- Given entries -
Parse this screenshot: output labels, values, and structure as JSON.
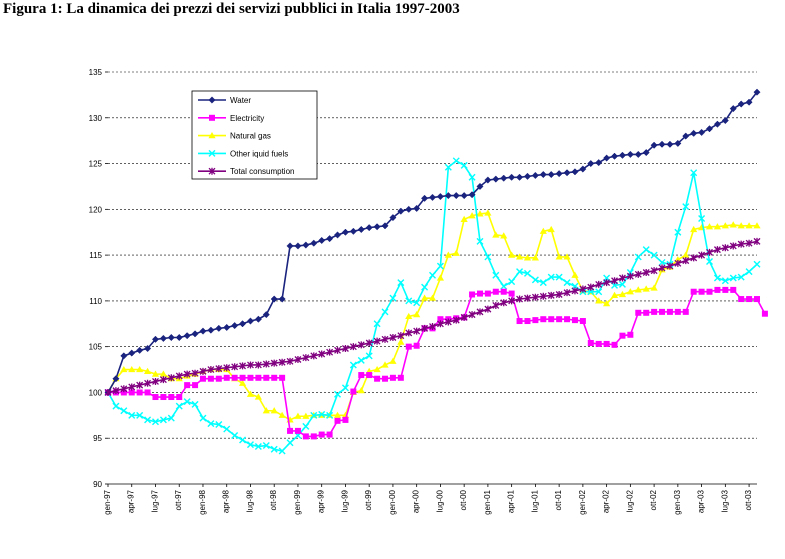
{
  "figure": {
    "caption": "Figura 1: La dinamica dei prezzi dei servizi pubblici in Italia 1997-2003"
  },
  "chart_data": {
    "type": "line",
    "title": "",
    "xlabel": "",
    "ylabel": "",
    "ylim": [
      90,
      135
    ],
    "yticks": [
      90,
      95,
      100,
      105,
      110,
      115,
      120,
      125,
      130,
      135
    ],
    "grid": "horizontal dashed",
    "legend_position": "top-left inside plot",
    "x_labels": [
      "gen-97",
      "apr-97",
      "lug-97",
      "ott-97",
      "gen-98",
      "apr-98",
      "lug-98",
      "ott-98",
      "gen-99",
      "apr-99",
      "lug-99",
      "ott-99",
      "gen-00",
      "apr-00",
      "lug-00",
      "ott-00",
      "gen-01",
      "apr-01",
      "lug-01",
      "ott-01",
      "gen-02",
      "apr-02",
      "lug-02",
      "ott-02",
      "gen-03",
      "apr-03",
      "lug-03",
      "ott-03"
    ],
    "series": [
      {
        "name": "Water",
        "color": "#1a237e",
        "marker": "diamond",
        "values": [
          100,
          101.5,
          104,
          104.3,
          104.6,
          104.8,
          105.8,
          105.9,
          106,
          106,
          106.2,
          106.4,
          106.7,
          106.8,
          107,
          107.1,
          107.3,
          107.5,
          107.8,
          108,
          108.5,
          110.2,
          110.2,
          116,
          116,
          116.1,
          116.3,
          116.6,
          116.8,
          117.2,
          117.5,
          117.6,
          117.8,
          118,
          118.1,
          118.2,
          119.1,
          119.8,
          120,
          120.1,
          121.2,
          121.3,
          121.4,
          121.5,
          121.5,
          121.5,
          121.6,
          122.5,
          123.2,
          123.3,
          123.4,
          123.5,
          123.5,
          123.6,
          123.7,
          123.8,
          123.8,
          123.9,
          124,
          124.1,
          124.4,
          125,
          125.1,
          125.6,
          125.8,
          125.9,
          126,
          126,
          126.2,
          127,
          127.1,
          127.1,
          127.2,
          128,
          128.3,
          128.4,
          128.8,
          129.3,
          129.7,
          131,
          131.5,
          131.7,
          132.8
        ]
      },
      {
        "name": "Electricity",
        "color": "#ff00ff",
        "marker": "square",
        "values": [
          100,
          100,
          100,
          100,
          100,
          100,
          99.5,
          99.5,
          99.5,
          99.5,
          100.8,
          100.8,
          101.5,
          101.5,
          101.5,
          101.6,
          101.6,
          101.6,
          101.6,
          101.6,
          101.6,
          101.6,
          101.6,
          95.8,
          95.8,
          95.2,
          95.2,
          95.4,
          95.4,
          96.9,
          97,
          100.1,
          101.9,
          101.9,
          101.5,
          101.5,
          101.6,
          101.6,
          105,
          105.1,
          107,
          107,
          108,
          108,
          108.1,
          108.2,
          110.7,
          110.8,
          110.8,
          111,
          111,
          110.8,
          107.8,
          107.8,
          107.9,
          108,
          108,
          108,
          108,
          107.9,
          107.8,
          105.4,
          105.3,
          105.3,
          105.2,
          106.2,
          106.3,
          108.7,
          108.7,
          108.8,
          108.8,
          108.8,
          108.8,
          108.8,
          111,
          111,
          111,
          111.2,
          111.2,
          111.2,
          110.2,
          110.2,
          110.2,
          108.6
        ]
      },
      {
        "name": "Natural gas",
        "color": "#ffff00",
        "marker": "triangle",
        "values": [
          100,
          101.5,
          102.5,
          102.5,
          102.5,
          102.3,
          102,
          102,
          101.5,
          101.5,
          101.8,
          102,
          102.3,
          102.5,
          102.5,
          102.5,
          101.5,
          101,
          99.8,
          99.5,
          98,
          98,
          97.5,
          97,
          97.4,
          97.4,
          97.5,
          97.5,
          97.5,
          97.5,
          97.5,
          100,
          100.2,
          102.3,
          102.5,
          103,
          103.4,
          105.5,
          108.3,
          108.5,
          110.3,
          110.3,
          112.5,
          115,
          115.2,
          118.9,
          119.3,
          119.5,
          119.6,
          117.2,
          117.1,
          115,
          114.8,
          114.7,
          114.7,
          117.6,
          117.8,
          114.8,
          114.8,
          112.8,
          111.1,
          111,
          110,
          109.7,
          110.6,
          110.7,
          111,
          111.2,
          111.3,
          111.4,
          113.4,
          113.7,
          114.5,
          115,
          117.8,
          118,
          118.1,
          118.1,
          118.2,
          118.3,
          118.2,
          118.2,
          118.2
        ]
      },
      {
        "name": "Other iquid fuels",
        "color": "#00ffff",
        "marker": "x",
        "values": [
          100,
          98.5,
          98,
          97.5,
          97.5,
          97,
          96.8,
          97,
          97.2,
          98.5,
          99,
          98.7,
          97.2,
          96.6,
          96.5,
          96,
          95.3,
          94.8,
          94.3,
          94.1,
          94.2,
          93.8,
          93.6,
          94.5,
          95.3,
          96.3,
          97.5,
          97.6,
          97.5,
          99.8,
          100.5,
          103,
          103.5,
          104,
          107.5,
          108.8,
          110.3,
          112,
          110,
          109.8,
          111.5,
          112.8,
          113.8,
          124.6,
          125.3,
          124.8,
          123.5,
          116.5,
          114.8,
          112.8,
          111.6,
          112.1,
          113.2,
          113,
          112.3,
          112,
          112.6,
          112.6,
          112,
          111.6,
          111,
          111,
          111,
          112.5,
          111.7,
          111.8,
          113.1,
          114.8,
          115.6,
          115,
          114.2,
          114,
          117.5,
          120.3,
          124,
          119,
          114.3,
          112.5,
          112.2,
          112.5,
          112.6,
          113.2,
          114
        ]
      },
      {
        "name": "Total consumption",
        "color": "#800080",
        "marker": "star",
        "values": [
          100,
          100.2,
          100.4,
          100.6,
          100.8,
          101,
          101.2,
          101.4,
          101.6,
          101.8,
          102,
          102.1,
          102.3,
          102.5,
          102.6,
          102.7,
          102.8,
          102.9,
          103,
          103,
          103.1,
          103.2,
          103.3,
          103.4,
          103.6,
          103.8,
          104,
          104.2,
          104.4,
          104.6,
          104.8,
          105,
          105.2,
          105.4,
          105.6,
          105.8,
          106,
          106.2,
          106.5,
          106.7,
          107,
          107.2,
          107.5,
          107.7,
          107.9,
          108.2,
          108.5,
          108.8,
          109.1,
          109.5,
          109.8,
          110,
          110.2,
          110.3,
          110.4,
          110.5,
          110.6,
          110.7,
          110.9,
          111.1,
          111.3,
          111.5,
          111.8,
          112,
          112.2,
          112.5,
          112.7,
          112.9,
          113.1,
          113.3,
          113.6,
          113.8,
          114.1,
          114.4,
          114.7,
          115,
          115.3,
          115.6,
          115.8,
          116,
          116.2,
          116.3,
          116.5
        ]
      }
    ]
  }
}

- Problem description -
Repeat all of the entries word for word, but omit the pictures.

- Finished exercise -
Parse this screenshot: output labels, values, and structure as JSON.
{
  "figure": {
    "caption": "Figura 1: La dinamica dei prezzi dei servizi pubblici in Italia 1997-2003"
  },
  "chart_data": {
    "type": "line",
    "title": "",
    "xlabel": "",
    "ylabel": "",
    "ylim": [
      90,
      135
    ],
    "yticks": [
      90,
      95,
      100,
      105,
      110,
      115,
      120,
      125,
      130,
      135
    ],
    "grid": "horizontal dashed",
    "legend_position": "top-left inside plot",
    "x_labels": [
      "gen-97",
      "apr-97",
      "lug-97",
      "ott-97",
      "gen-98",
      "apr-98",
      "lug-98",
      "ott-98",
      "gen-99",
      "apr-99",
      "lug-99",
      "ott-99",
      "gen-00",
      "apr-00",
      "lug-00",
      "ott-00",
      "gen-01",
      "apr-01",
      "lug-01",
      "ott-01",
      "gen-02",
      "apr-02",
      "lug-02",
      "ott-02",
      "gen-03",
      "apr-03",
      "lug-03",
      "ott-03"
    ],
    "series": [
      {
        "name": "Water",
        "color": "#1a237e",
        "marker": "diamond",
        "values": [
          100,
          101.5,
          104,
          104.3,
          104.6,
          104.8,
          105.8,
          105.9,
          106,
          106,
          106.2,
          106.4,
          106.7,
          106.8,
          107,
          107.1,
          107.3,
          107.5,
          107.8,
          108,
          108.5,
          110.2,
          110.2,
          116,
          116,
          116.1,
          116.3,
          116.6,
          116.8,
          117.2,
          117.5,
          117.6,
          117.8,
          118,
          118.1,
          118.2,
          119.1,
          119.8,
          120,
          120.1,
          121.2,
          121.3,
          121.4,
          121.5,
          121.5,
          121.5,
          121.6,
          122.5,
          123.2,
          123.3,
          123.4,
          123.5,
          123.5,
          123.6,
          123.7,
          123.8,
          123.8,
          123.9,
          124,
          124.1,
          124.4,
          125,
          125.1,
          125.6,
          125.8,
          125.9,
          126,
          126,
          126.2,
          127,
          127.1,
          127.1,
          127.2,
          128,
          128.3,
          128.4,
          128.8,
          129.3,
          129.7,
          131,
          131.5,
          131.7,
          132.8
        ]
      },
      {
        "name": "Electricity",
        "color": "#ff00ff",
        "marker": "square",
        "values": [
          100,
          100,
          100,
          100,
          100,
          100,
          99.5,
          99.5,
          99.5,
          99.5,
          100.8,
          100.8,
          101.5,
          101.5,
          101.5,
          101.6,
          101.6,
          101.6,
          101.6,
          101.6,
          101.6,
          101.6,
          101.6,
          95.8,
          95.8,
          95.2,
          95.2,
          95.4,
          95.4,
          96.9,
          97,
          100.1,
          101.9,
          101.9,
          101.5,
          101.5,
          101.6,
          101.6,
          105,
          105.1,
          107,
          107,
          108,
          108,
          108.1,
          108.2,
          110.7,
          110.8,
          110.8,
          111,
          111,
          110.8,
          107.8,
          107.8,
          107.9,
          108,
          108,
          108,
          108,
          107.9,
          107.8,
          105.4,
          105.3,
          105.3,
          105.2,
          106.2,
          106.3,
          108.7,
          108.7,
          108.8,
          108.8,
          108.8,
          108.8,
          108.8,
          111,
          111,
          111,
          111.2,
          111.2,
          111.2,
          110.2,
          110.2,
          110.2,
          108.6
        ]
      },
      {
        "name": "Natural gas",
        "color": "#ffff00",
        "marker": "triangle",
        "values": [
          100,
          101.5,
          102.5,
          102.5,
          102.5,
          102.3,
          102,
          102,
          101.5,
          101.5,
          101.8,
          102,
          102.3,
          102.5,
          102.5,
          102.5,
          101.5,
          101,
          99.8,
          99.5,
          98,
          98,
          97.5,
          97,
          97.4,
          97.4,
          97.5,
          97.5,
          97.5,
          97.5,
          97.5,
          100,
          100.2,
          102.3,
          102.5,
          103,
          103.4,
          105.5,
          108.3,
          108.5,
          110.3,
          110.3,
          112.5,
          115,
          115.2,
          118.9,
          119.3,
          119.5,
          119.6,
          117.2,
          117.1,
          115,
          114.8,
          114.7,
          114.7,
          117.6,
          117.8,
          114.8,
          114.8,
          112.8,
          111.1,
          111,
          110,
          109.7,
          110.6,
          110.7,
          111,
          111.2,
          111.3,
          111.4,
          113.4,
          113.7,
          114.5,
          115,
          117.8,
          118,
          118.1,
          118.1,
          118.2,
          118.3,
          118.2,
          118.2,
          118.2
        ]
      },
      {
        "name": "Other iquid fuels",
        "color": "#00ffff",
        "marker": "x",
        "values": [
          100,
          98.5,
          98,
          97.5,
          97.5,
          97,
          96.8,
          97,
          97.2,
          98.5,
          99,
          98.7,
          97.2,
          96.6,
          96.5,
          96,
          95.3,
          94.8,
          94.3,
          94.1,
          94.2,
          93.8,
          93.6,
          94.5,
          95.3,
          96.3,
          97.5,
          97.6,
          97.5,
          99.8,
          100.5,
          103,
          103.5,
          104,
          107.5,
          108.8,
          110.3,
          112,
          110,
          109.8,
          111.5,
          112.8,
          113.8,
          124.6,
          125.3,
          124.8,
          123.5,
          116.5,
          114.8,
          112.8,
          111.6,
          112.1,
          113.2,
          113,
          112.3,
          112,
          112.6,
          112.6,
          112,
          111.6,
          111,
          111,
          111,
          112.5,
          111.7,
          111.8,
          113.1,
          114.8,
          115.6,
          115,
          114.2,
          114,
          117.5,
          120.3,
          124,
          119,
          114.3,
          112.5,
          112.2,
          112.5,
          112.6,
          113.2,
          114
        ]
      },
      {
        "name": "Total consumption",
        "color": "#800080",
        "marker": "star",
        "values": [
          100,
          100.2,
          100.4,
          100.6,
          100.8,
          101,
          101.2,
          101.4,
          101.6,
          101.8,
          102,
          102.1,
          102.3,
          102.5,
          102.6,
          102.7,
          102.8,
          102.9,
          103,
          103,
          103.1,
          103.2,
          103.3,
          103.4,
          103.6,
          103.8,
          104,
          104.2,
          104.4,
          104.6,
          104.8,
          105,
          105.2,
          105.4,
          105.6,
          105.8,
          106,
          106.2,
          106.5,
          106.7,
          107,
          107.2,
          107.5,
          107.7,
          107.9,
          108.2,
          108.5,
          108.8,
          109.1,
          109.5,
          109.8,
          110,
          110.2,
          110.3,
          110.4,
          110.5,
          110.6,
          110.7,
          110.9,
          111.1,
          111.3,
          111.5,
          111.8,
          112,
          112.2,
          112.5,
          112.7,
          112.9,
          113.1,
          113.3,
          113.6,
          113.8,
          114.1,
          114.4,
          114.7,
          115,
          115.3,
          115.6,
          115.8,
          116,
          116.2,
          116.3,
          116.5
        ]
      }
    ]
  }
}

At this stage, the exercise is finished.